▶ **What to produce**: Update the records below by replacing every "Text" with "Label", leaving everything else unchanged.

▶ **Dataset records**:
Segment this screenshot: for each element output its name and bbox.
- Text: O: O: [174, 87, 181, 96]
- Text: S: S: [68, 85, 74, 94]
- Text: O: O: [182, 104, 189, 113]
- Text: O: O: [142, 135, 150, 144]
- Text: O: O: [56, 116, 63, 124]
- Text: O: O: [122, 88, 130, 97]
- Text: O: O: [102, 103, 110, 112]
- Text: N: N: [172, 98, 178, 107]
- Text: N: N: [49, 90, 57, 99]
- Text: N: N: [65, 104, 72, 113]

▶ **Correct response**:
Segment this screenshot: for each element output its name and bbox.
- Label: O: O: [174, 87, 181, 96]
- Label: S: S: [68, 85, 74, 94]
- Label: O: O: [182, 104, 189, 113]
- Label: O: O: [142, 135, 150, 144]
- Label: O: O: [56, 116, 63, 124]
- Label: O: O: [122, 88, 130, 97]
- Label: O: O: [102, 103, 110, 112]
- Label: N: N: [172, 98, 178, 107]
- Label: N: N: [49, 90, 57, 99]
- Label: N: N: [65, 104, 72, 113]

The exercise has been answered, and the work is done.